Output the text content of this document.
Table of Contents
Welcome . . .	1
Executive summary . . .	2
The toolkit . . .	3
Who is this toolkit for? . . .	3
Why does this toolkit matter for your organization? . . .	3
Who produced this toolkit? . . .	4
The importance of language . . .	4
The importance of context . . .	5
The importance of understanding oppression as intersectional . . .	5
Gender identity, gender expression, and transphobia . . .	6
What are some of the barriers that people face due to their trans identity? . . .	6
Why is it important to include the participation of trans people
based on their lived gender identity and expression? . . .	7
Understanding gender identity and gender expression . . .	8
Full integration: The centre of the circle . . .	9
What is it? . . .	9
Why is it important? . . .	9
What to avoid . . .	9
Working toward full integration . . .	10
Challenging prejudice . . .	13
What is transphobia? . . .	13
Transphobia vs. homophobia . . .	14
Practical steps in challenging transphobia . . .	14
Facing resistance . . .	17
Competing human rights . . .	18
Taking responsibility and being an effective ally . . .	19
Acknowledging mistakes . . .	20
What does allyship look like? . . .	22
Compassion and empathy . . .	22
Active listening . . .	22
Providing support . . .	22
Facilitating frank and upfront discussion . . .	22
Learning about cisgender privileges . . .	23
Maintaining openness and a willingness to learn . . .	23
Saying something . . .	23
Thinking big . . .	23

▬▬▬▬▬▬

> **PROBLEM STATEMENT**:
Please reproduce the entire listing, exactly as shown.

> **OUTPUT**:
Output the text content of this document.
Table of Contents
Welcome . . .	1
Executive summary . . .	2
The toolkit . . .	3
Who is this toolkit for? . . .	3
Why does this toolkit matter for your organization? . . .	3
Who produced this toolkit? . . .	4
The importance of language . . .	4
The importance of context . . .	5
The importance of understanding oppression as intersectional . . .	5
Gender identity, gender expression, and transphobia . . .	6
What are some of the barriers that people face due to their trans identity? . . .	6
Why is it important to include the participation of trans people
based on their lived gender identity and expression? . . .	7
Understanding gender identity and gender expression . . .	8
Full integration: The centre of the circle . . .	9
What is it? . . .	9
Why is it important? . . .	9
What to avoid . . .	9
Working toward full integration . . .	10
Challenging prejudice . . .	13
What is transphobia? . . .	13
Transphobia vs. homophobia . . .	14
Practical steps in challenging transphobia . . .	14
Facing resistance . . .	17
Competing human rights . . .	18
Taking responsibility and being an effective ally . . .	19
Acknowledging mistakes . . .	20
What does allyship look like? . . .	22
Compassion and empathy . . .	22
Active listening . . .	22
Providing support . . .	22
Facilitating frank and upfront discussion . . .	22
Learning about cisgender privileges . . .	23
Maintaining openness and a willingness to learn . . .	23
Saying something . . .	23
Thinking big . . .	23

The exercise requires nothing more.